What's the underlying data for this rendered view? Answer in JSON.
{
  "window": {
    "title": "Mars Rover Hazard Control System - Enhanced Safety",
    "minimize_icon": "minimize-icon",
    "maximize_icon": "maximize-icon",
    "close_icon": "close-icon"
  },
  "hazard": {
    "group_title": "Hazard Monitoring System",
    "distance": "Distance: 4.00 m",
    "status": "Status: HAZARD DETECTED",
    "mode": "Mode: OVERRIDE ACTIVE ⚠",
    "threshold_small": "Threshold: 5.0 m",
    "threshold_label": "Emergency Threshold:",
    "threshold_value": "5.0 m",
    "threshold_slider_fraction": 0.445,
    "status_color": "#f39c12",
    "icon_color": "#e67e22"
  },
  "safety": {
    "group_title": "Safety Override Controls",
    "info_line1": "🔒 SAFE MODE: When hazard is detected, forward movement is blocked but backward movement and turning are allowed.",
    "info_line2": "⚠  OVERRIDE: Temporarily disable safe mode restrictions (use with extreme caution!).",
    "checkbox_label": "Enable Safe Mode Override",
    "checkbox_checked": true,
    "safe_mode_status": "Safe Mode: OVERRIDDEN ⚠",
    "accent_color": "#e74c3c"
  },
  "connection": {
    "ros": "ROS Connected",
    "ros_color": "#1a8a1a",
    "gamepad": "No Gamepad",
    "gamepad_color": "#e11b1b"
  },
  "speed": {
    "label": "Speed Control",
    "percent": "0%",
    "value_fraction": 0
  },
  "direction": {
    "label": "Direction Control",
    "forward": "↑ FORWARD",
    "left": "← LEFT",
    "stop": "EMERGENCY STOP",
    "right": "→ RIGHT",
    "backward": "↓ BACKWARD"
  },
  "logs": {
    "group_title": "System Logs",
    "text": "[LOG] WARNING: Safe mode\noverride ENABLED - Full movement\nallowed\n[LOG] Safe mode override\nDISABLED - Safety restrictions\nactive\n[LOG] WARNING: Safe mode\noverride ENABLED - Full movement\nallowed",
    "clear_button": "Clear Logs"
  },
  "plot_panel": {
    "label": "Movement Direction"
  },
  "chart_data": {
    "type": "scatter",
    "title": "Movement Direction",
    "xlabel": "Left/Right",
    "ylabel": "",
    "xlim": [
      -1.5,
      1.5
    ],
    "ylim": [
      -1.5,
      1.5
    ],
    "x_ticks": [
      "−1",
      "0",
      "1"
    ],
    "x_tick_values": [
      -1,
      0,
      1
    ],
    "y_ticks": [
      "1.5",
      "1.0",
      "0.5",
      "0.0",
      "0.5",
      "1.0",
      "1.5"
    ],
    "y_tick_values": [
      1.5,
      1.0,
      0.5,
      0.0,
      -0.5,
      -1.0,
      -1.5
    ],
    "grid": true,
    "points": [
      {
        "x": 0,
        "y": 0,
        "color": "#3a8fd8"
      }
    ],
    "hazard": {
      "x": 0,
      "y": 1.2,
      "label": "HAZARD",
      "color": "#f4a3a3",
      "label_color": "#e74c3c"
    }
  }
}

§ **WHAT YOU HAVE TO DO**:
From the records above, extract every entry exactly as given.

§ **WRITTEN RESPONSE**:
What's the underlying data for this rendered view? Answer in JSON.
{
  "window": {
    "title": "Mars Rover Hazard Control System - Enhanced Safety",
    "minimize_icon": "minimize-icon",
    "maximize_icon": "maximize-icon",
    "close_icon": "close-icon"
  },
  "hazard": {
    "group_title": "Hazard Monitoring System",
    "distance": "Distance: 4.00 m",
    "status": "Status: HAZARD DETECTED",
    "mode": "Mode: OVERRIDE ACTIVE ⚠",
    "threshold_small": "Threshold: 5.0 m",
    "threshold_label": "Emergency Threshold:",
    "threshold_value": "5.0 m",
    "threshold_slider_fraction": 0.445,
    "status_color": "#f39c12",
    "icon_color": "#e67e22"
  },
  "safety": {
    "group_title": "Safety Override Controls",
    "info_line1": "🔒 SAFE MODE: When hazard is detected, forward movement is blocked but backward movement and turning are allowed.",
    "info_line2": "⚠  OVERRIDE: Temporarily disable safe mode restrictions (use with extreme caution!).",
    "checkbox_label": "Enable Safe Mode Override",
    "checkbox_checked": true,
    "safe_mode_status": "Safe Mode: OVERRIDDEN ⚠",
    "accent_color": "#e74c3c"
  },
  "connection": {
    "ros": "ROS Connected",
    "ros_color": "#1a8a1a",
    "gamepad": "No Gamepad",
    "gamepad_color": "#e11b1b"
  },
  "speed": {
    "label": "Speed Control",
    "percent": "0%",
    "value_fraction": 0
  },
  "direction": {
    "label": "Direction Control",
    "forward": "↑ FORWARD",
    "left": "← LEFT",
    "stop": "EMERGENCY STOP",
    "right": "→ RIGHT",
    "backward": "↓ BACKWARD"
  },
  "logs": {
    "group_title": "System Logs",
    "text": "[LOG] WARNING: Safe mode\noverride ENABLED - Full movement\nallowed\n[LOG] Safe mode override\nDISABLED - Safety restrictions\nactive\n[LOG] WARNING: Safe mode\noverride ENABLED - Full movement\nallowed",
    "clear_button": "Clear Logs"
  },
  "plot_panel": {
    "label": "Movement Direction"
  },
  "chart_data": {
    "type": "scatter",
    "title": "Movement Direction",
    "xlabel": "Left/Right",
    "ylabel": "",
    "xlim": [
      -1.5,
      1.5
    ],
    "ylim": [
      -1.5,
      1.5
    ],
    "x_ticks": [
      "−1",
      "0",
      "1"
    ],
    "x_tick_values": [
      -1,
      0,
      1
    ],
    "y_ticks": [
      "1.5",
      "1.0",
      "0.5",
      "0.0",
      "0.5",
      "1.0",
      "1.5"
    ],
    "y_tick_values": [
      1.5,
      1.0,
      0.5,
      0.0,
      -0.5,
      -1.0,
      -1.5
    ],
    "grid": true,
    "points": [
      {
        "x": 0,
        "y": 0,
        "color": "#3a8fd8"
      }
    ],
    "hazard": {
      "x": 0,
      "y": 1.2,
      "label": "HAZARD",
      "color": "#f4a3a3",
      "label_color": "#e74c3c"
    }
  }
}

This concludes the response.